- _The problem_
The lines needed are those below that contain the word "linetellus"; copy each one.

Collected data entries
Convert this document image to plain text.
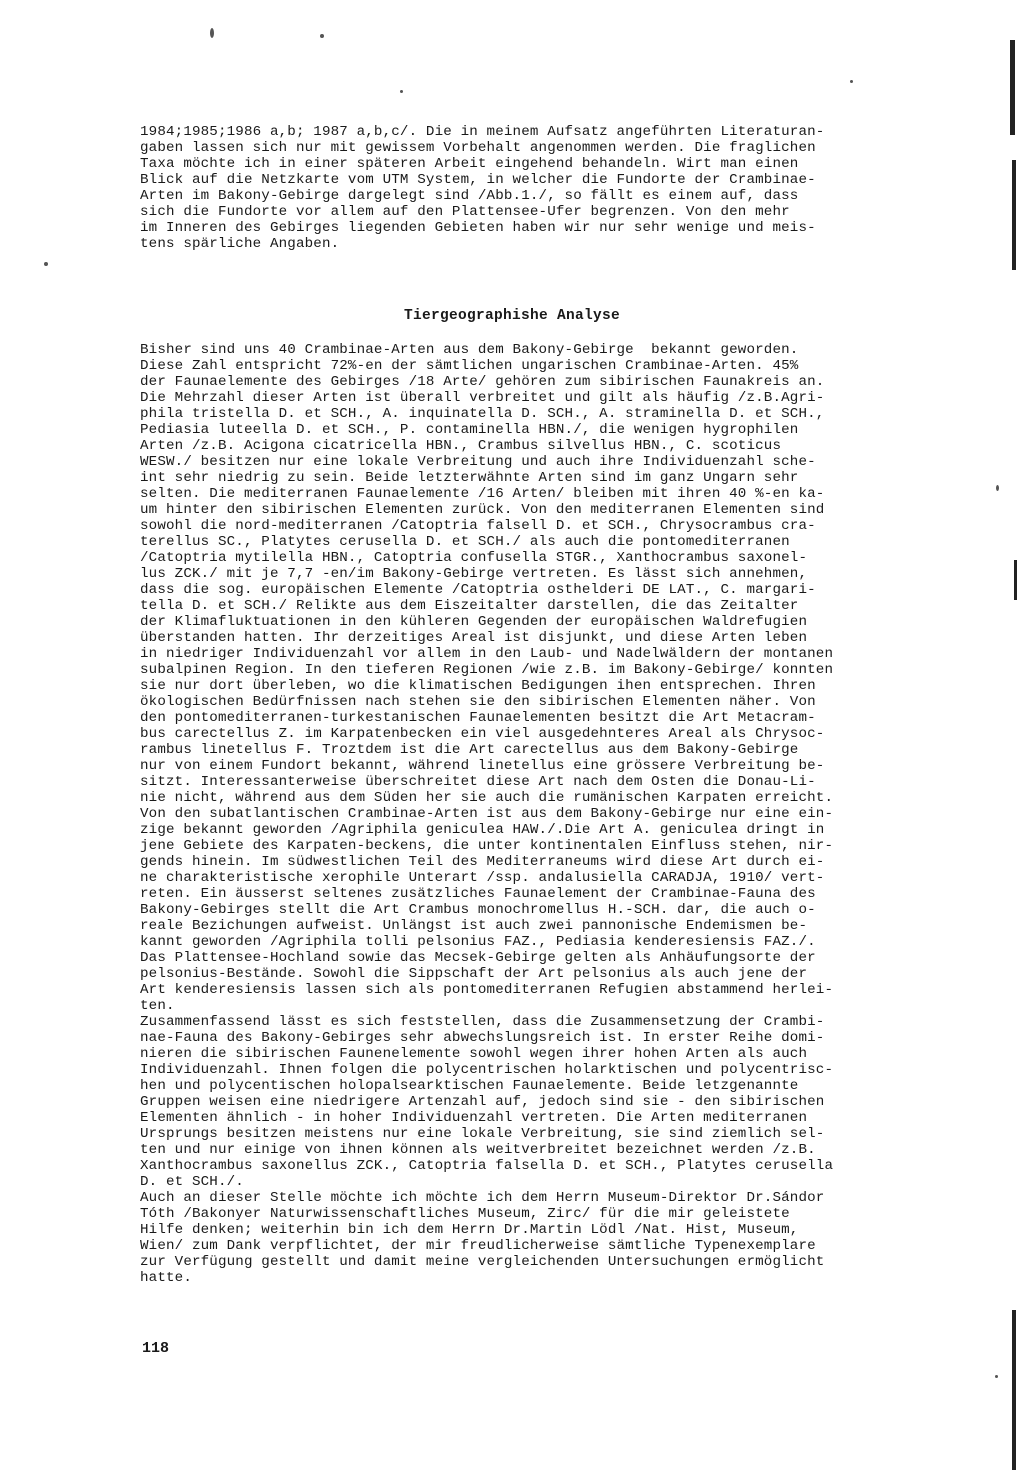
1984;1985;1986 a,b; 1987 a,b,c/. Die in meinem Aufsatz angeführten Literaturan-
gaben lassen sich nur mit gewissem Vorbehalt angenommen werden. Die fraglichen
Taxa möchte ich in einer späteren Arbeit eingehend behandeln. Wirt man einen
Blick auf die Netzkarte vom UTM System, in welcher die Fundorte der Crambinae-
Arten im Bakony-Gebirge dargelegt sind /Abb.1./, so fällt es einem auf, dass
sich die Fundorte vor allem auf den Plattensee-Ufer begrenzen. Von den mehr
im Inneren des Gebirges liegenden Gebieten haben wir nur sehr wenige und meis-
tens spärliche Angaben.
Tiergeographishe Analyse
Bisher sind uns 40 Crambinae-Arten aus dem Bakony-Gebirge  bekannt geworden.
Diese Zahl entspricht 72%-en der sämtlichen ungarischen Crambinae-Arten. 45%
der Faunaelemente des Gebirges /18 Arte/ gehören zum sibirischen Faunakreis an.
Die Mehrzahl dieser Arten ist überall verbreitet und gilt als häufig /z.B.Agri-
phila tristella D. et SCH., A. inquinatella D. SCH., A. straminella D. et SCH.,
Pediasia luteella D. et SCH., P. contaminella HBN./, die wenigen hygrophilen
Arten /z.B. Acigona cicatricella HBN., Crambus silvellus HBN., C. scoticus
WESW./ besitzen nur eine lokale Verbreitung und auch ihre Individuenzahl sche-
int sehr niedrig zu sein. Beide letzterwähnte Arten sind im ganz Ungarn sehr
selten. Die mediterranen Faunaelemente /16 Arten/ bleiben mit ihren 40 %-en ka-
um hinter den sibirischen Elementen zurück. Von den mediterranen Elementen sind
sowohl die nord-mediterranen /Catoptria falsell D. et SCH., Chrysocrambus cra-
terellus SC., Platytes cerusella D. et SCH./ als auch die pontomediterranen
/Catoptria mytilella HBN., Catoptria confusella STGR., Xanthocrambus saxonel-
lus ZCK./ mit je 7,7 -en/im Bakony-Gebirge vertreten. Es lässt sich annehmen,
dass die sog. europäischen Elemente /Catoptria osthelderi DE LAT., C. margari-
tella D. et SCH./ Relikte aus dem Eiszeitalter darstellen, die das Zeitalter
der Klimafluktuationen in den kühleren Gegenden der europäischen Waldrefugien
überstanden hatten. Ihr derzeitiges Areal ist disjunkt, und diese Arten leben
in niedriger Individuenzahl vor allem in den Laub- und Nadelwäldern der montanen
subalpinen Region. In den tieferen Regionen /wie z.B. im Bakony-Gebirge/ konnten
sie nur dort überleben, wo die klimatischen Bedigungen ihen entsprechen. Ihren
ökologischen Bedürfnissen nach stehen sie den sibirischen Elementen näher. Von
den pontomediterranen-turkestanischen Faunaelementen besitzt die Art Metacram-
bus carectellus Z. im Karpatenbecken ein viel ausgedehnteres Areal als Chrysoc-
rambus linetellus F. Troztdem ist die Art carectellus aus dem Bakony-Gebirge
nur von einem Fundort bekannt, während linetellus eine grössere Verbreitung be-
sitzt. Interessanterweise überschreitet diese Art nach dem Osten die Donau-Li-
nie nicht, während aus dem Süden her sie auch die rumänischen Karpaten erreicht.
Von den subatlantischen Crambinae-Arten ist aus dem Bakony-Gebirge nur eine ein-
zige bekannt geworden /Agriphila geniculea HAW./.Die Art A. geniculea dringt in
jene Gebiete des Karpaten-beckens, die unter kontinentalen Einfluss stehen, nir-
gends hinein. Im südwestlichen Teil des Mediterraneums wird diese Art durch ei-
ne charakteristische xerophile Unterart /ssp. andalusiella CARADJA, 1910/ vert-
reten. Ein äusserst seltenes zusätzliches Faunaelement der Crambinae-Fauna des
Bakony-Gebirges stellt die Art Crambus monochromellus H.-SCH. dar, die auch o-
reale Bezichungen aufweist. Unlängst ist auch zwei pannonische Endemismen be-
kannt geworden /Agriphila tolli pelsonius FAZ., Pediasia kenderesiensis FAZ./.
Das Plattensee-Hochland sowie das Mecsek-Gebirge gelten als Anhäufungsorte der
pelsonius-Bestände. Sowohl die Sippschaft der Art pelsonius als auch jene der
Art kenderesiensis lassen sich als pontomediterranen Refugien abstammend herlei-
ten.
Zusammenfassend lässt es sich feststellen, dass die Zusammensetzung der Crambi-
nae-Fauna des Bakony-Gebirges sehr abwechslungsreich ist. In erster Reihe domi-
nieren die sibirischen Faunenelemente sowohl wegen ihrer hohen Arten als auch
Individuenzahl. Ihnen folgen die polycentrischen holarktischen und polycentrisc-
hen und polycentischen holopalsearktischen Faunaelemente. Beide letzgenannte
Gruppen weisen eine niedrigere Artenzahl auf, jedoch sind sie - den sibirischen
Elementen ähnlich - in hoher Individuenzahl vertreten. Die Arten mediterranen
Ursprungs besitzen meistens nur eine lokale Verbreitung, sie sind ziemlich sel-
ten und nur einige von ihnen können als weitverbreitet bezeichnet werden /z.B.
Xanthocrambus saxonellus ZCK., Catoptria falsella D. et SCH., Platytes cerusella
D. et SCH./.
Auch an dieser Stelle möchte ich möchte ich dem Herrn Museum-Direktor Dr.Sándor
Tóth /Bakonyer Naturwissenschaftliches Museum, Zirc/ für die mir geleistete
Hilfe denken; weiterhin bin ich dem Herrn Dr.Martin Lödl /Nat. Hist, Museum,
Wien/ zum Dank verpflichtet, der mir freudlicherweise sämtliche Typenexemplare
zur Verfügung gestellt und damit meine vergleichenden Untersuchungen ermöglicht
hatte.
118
--
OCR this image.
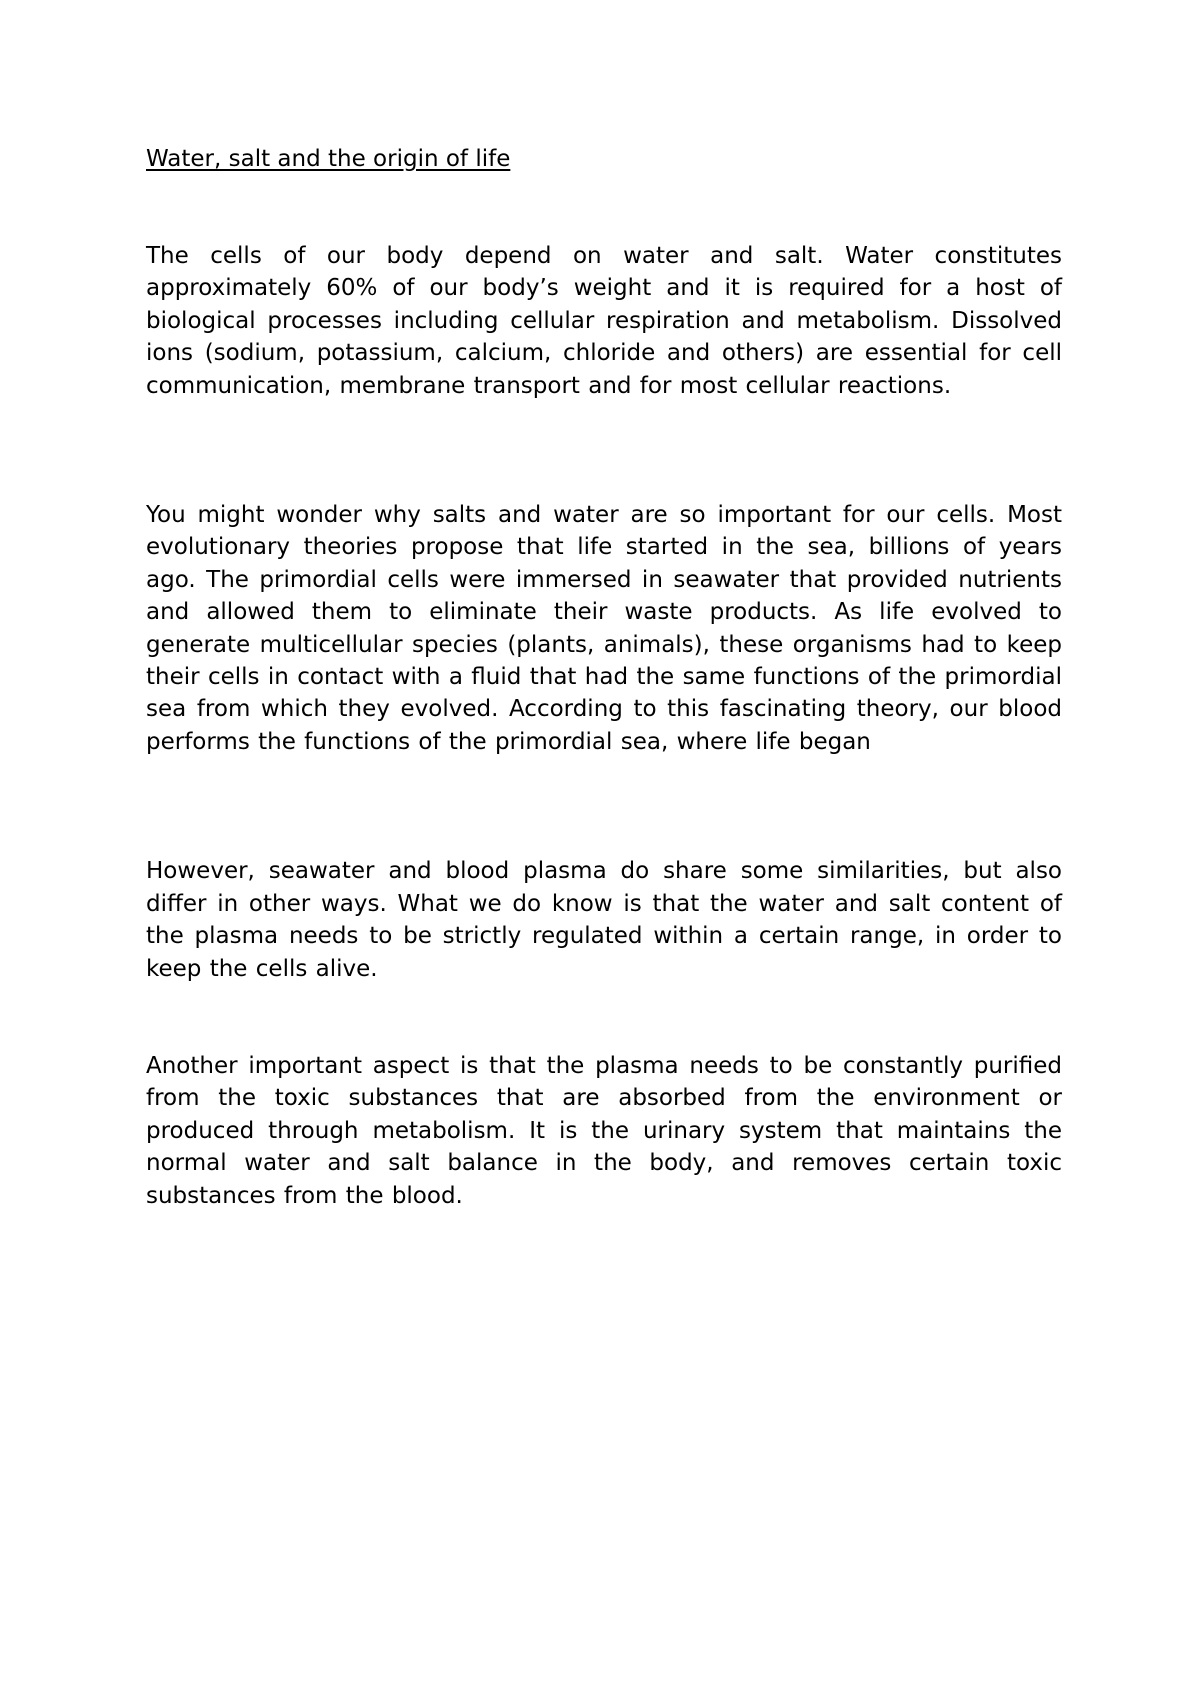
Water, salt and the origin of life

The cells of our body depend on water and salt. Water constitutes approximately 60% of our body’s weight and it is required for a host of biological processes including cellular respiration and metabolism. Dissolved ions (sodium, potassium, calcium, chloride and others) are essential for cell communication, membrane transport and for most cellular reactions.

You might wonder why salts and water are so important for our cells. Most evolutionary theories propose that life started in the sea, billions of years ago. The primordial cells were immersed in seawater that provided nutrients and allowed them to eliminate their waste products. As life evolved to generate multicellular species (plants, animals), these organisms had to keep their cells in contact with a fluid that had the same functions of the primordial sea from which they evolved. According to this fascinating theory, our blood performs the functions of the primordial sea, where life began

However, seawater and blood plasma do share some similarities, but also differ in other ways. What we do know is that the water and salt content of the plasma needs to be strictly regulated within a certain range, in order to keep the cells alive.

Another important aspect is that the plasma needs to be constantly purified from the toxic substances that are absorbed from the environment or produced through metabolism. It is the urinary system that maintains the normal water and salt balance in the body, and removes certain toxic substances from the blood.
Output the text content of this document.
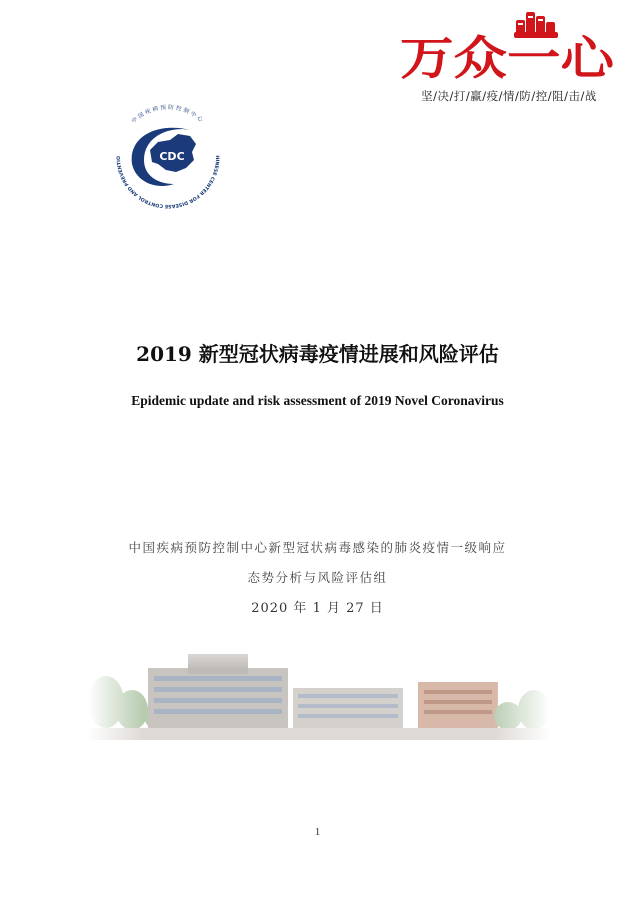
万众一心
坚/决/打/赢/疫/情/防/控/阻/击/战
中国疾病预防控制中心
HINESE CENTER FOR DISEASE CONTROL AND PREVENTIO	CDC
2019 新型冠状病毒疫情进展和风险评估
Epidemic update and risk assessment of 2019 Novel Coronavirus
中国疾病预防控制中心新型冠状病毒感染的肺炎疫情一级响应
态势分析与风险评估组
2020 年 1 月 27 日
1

- _Task solution_
rambus linetellus F. Troztdem ist die Art carectellus aus dem Bakony-Gebirge
nur von einem Fundort bekannt, während linetellus eine grössere Verbreitung be-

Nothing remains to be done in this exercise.